**Given instruction:** Copy the full set of lines exactly as given.
══ Information shown ══
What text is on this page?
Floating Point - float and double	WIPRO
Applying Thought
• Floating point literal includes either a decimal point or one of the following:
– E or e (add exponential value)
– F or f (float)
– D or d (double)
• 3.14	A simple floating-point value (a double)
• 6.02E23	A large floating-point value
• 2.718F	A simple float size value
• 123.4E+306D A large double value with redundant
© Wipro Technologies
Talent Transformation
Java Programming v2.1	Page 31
═══
**Response:**
What text is on this page?
Floating Point - float and double	WIPRO
Applying Thought
• Floating point literal includes either a decimal point or one of the following:
– E or e (add exponential value)
– F or f (float)
– D or d (double)
• 3.14	A simple floating-point value (a double)
• 6.02E23	A large floating-point value
• 2.718F	A simple float size value
• 123.4E+306D A large double value with redundant
© Wipro Technologies
Talent Transformation
Java Programming v2.1	Page 31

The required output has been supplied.